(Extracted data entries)
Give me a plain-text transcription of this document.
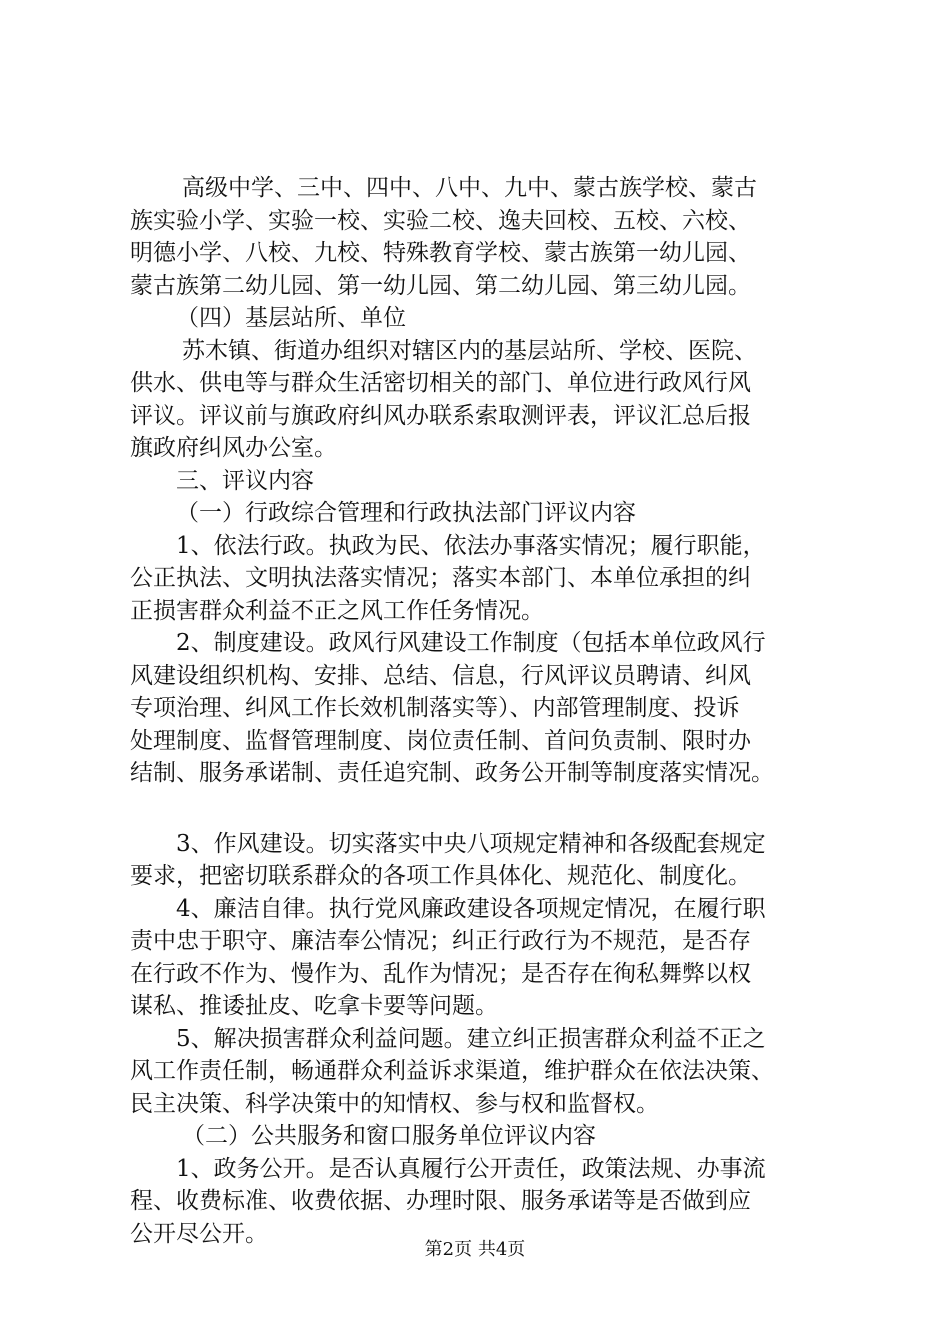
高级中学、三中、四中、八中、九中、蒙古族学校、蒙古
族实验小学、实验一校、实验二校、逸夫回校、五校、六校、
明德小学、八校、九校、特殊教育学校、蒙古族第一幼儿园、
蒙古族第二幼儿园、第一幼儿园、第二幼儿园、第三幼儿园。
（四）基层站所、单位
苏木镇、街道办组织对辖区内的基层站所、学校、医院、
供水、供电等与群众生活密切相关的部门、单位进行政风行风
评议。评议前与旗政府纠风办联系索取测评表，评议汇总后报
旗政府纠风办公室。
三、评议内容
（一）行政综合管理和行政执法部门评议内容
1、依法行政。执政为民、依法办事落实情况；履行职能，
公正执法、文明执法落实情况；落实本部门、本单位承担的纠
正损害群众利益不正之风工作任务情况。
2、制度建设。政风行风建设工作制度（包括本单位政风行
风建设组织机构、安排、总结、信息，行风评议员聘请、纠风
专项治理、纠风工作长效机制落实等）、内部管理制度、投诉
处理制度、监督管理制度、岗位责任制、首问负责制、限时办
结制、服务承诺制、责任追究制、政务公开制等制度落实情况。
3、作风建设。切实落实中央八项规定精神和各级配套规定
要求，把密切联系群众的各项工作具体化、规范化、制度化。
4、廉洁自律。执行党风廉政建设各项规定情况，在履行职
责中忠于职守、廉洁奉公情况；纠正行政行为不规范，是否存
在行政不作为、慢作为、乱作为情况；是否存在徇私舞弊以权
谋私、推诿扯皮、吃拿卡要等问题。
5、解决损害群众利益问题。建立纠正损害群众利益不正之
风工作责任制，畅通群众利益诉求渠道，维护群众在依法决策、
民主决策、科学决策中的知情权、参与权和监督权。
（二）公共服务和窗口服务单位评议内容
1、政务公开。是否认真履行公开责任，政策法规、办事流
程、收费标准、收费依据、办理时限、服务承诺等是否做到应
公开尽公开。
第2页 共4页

* * *

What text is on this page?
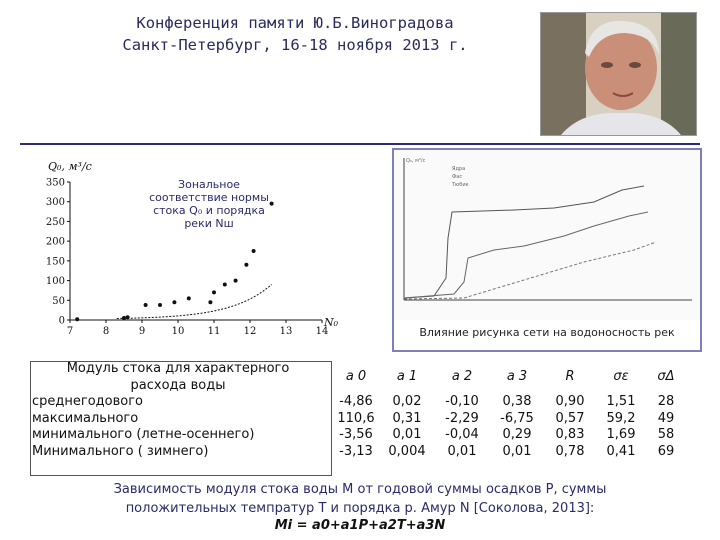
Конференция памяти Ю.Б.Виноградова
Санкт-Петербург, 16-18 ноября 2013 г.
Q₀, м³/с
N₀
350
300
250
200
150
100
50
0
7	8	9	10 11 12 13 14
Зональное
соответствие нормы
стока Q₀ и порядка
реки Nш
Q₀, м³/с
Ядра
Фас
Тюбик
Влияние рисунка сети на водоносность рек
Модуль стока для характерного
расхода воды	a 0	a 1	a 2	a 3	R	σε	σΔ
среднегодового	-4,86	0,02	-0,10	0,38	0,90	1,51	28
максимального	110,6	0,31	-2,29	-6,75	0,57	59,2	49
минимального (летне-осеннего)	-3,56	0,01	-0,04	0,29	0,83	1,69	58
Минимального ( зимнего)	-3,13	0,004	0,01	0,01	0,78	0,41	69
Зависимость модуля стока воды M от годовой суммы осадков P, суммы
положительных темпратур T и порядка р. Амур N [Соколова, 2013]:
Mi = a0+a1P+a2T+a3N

--- SHORT PROBLEM ---
Search the data for "стока". Copy every line that has it.

--- TASK OUTPUT ---
стока Q₀ и порядка
Модуль стока для характерного
Зависимость модуля стока воды M от годовой суммы осадков P, суммы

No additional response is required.